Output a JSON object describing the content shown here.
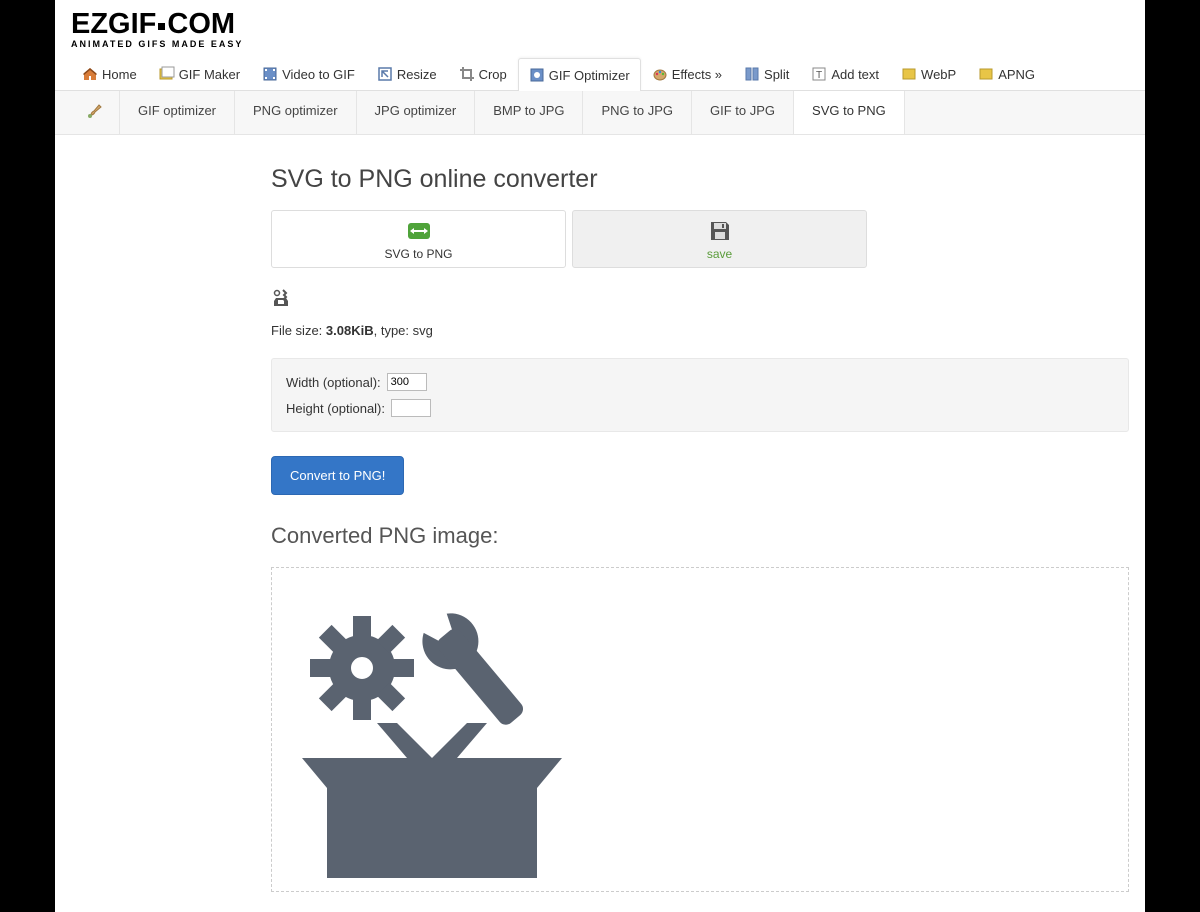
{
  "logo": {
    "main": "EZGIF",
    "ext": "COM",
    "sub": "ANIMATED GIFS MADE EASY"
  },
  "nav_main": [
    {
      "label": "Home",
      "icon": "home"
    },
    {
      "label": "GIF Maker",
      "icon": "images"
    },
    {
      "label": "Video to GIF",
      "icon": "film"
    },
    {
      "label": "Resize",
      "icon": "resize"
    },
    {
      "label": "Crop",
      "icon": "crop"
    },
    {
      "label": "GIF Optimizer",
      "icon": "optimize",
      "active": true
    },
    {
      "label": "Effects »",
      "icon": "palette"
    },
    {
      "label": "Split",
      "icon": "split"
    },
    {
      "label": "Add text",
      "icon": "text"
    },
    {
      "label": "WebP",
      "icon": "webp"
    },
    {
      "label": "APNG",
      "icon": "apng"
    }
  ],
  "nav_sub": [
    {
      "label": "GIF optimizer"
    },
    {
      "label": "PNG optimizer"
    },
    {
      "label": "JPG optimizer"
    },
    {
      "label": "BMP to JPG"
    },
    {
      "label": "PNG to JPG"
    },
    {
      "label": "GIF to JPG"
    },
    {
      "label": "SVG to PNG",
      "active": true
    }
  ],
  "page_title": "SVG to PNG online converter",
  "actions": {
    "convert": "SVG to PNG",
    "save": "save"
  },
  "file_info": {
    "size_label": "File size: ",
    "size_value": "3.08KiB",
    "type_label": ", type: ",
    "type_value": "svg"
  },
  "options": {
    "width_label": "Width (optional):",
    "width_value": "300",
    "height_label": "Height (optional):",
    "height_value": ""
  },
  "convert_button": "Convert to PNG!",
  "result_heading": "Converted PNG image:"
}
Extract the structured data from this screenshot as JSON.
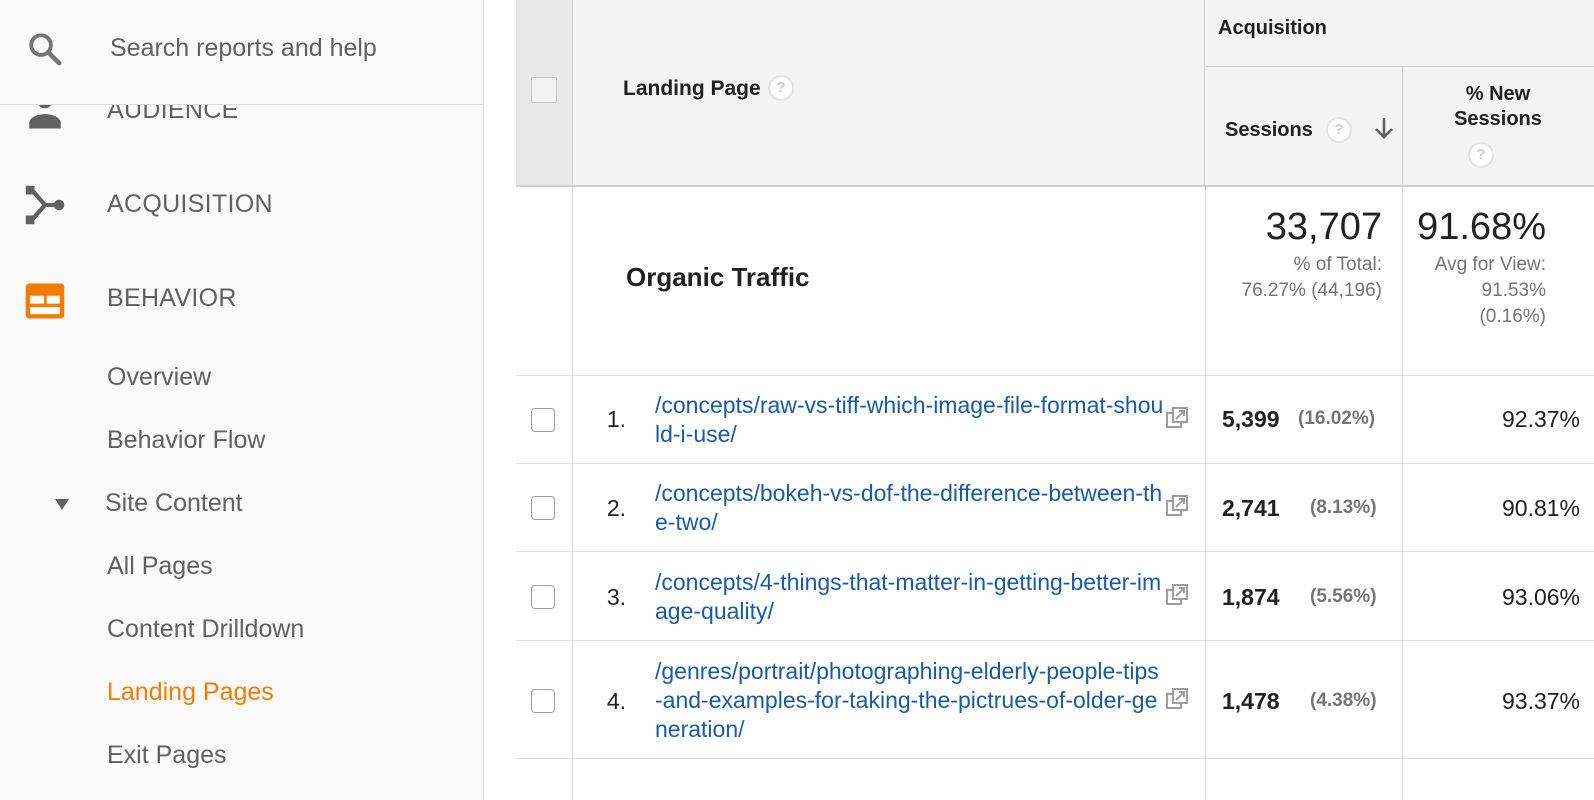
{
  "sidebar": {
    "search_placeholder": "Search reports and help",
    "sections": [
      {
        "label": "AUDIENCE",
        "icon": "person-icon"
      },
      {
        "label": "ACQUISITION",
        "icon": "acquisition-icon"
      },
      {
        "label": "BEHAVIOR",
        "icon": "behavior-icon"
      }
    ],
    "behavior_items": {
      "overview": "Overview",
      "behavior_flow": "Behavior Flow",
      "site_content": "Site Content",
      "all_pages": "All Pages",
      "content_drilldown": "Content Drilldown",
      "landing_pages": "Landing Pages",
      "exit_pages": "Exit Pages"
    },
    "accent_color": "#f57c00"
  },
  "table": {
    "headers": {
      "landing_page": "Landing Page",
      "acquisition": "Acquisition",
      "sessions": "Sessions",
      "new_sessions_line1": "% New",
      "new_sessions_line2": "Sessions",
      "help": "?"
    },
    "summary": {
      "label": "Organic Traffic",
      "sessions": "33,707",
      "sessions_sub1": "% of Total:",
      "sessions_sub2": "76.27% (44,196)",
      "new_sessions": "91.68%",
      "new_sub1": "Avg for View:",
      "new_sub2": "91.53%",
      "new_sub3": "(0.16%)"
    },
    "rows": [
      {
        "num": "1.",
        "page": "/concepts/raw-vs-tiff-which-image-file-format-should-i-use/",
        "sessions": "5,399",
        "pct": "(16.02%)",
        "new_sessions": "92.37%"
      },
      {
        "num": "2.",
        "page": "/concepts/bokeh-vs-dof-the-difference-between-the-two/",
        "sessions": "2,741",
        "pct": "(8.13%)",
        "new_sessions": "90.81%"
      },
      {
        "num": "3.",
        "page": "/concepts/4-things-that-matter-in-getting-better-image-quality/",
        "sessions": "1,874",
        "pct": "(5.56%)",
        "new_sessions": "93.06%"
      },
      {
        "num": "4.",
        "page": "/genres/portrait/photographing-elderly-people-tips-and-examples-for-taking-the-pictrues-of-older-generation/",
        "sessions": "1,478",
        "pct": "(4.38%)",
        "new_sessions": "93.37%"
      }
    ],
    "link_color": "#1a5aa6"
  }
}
...
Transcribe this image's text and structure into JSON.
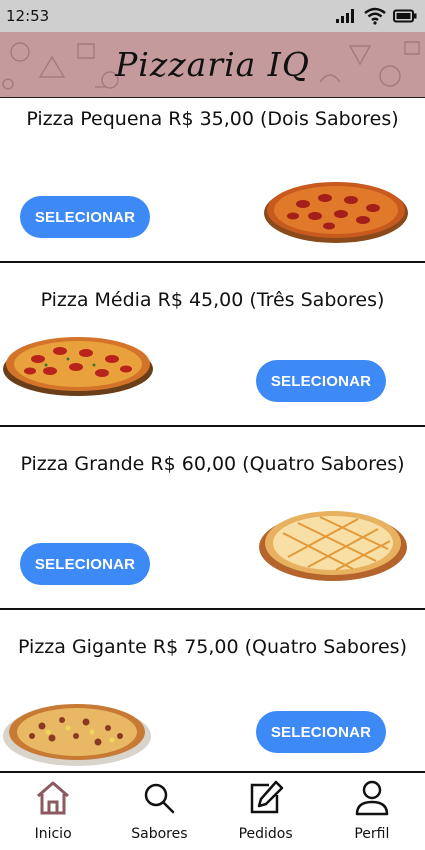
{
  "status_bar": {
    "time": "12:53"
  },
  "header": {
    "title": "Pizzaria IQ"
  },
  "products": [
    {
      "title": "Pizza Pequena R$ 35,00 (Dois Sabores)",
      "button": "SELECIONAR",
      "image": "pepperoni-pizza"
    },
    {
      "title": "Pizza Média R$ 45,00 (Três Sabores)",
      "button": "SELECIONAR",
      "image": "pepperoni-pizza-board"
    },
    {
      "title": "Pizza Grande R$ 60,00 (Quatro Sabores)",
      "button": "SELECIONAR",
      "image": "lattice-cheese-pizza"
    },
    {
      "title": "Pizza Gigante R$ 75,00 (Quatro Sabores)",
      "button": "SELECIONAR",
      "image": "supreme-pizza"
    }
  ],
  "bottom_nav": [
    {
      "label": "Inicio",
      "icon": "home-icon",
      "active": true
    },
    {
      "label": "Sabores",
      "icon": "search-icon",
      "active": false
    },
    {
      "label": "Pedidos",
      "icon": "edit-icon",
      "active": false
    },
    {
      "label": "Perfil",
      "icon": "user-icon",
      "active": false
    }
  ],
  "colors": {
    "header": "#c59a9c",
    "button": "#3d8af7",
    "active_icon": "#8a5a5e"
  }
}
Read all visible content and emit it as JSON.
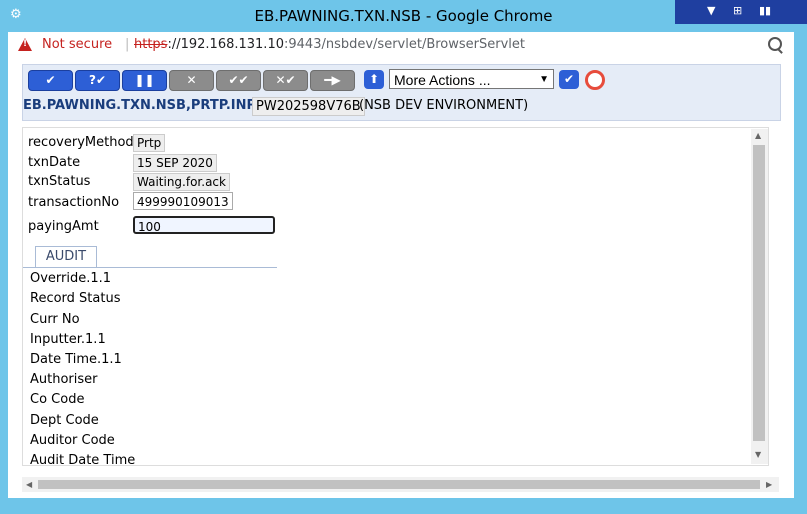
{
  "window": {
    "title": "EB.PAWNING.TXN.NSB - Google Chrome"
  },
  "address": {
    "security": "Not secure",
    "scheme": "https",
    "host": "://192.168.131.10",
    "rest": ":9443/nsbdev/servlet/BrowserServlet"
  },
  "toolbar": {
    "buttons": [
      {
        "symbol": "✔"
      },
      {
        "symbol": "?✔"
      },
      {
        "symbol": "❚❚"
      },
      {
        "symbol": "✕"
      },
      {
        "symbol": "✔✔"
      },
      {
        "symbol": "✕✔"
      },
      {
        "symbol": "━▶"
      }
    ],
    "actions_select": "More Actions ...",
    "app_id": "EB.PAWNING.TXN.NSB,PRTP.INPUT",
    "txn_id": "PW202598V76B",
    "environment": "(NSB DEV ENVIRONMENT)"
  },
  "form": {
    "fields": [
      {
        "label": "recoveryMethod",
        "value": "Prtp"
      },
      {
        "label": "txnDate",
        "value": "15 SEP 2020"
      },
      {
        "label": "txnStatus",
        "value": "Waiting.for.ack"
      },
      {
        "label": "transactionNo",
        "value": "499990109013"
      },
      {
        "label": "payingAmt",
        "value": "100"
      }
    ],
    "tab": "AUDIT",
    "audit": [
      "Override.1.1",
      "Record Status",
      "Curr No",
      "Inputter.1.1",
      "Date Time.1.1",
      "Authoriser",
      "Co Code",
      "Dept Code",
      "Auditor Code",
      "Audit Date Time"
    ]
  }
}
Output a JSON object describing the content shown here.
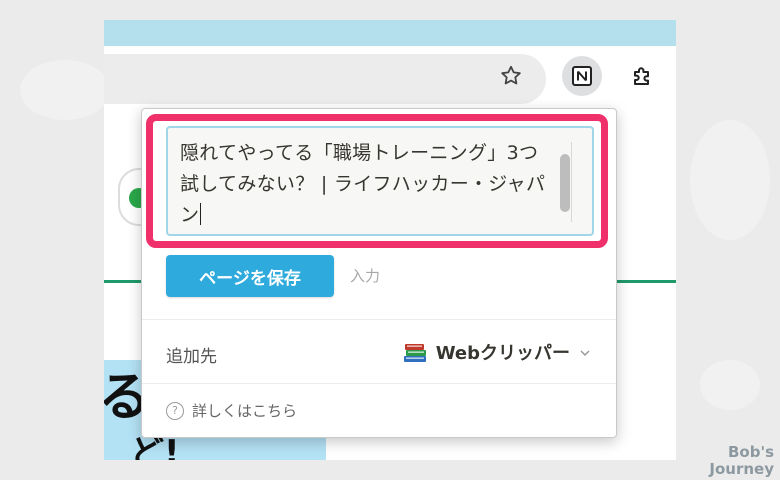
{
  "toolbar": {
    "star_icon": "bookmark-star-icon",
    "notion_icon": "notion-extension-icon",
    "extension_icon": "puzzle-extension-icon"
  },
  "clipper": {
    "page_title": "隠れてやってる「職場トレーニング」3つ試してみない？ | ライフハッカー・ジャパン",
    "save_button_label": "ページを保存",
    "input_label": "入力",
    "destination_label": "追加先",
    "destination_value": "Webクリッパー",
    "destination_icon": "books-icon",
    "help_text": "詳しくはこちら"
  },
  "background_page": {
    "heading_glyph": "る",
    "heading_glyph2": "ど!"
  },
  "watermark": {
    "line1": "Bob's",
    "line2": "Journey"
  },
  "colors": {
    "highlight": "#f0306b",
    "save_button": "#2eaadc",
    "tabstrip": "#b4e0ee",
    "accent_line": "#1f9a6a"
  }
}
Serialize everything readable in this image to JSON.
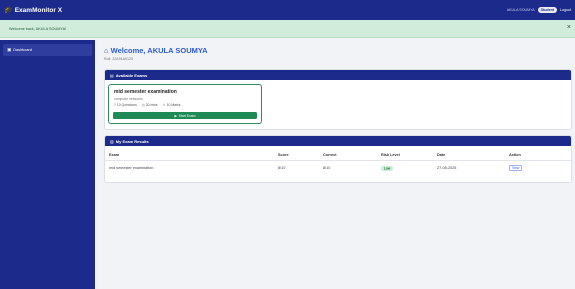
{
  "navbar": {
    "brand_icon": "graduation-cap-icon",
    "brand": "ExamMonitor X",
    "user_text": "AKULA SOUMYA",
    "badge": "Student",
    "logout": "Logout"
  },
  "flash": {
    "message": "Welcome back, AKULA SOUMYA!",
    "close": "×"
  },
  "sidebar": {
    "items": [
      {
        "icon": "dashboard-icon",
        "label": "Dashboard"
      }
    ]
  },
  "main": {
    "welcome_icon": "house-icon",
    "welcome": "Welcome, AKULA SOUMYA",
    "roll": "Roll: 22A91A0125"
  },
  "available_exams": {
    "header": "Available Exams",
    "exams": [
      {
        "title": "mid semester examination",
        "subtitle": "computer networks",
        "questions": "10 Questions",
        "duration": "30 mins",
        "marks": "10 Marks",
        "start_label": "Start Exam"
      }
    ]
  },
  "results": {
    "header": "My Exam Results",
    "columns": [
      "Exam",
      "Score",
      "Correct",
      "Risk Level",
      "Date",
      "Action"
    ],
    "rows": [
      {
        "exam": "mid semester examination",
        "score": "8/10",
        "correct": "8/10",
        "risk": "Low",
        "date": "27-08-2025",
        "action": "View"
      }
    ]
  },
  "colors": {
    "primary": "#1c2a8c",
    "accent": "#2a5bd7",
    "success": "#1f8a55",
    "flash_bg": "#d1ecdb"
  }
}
---
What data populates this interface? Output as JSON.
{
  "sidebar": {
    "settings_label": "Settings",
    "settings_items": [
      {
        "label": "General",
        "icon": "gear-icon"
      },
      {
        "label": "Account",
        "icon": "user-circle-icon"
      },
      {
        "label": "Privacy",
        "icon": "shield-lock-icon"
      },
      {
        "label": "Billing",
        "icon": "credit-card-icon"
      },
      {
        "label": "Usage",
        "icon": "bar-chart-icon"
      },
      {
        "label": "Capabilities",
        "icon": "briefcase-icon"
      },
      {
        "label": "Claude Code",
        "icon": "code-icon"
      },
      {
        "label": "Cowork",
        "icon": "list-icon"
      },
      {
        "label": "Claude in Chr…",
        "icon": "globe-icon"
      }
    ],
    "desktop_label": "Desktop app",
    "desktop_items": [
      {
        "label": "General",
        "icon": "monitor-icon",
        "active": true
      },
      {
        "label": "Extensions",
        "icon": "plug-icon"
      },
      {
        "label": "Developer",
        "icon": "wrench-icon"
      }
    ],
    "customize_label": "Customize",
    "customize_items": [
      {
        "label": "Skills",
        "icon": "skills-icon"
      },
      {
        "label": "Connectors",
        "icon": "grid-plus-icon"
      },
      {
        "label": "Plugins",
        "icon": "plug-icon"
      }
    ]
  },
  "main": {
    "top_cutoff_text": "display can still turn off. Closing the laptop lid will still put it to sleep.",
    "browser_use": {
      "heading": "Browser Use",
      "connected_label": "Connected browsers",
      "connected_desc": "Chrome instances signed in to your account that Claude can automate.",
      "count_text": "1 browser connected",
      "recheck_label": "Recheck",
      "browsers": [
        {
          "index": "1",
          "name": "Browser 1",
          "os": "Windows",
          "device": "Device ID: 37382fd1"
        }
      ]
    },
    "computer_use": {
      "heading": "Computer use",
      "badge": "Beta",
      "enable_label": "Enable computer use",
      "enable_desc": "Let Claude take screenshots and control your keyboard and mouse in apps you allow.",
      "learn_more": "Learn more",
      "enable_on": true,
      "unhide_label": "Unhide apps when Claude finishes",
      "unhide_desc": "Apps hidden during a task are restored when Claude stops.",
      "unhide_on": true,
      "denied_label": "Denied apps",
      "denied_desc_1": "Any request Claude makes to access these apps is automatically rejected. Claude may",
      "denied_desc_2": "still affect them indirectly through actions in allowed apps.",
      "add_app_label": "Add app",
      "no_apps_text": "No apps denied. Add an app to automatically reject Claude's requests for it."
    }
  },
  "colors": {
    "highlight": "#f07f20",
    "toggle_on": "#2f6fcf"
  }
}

▶ Exercise goal
Scan the material above for the string "concepts" and return the lines that hold it.

▶ Solution
        "page": "/concepts/raw-vs-tiff-which-image-file-format-should-i-use/",
        "page": "/concepts/bokeh-vs-dof-the-difference-between-the-two/",
        "page": "/concepts/4-things-that-matter-in-getting-better-image-quality/",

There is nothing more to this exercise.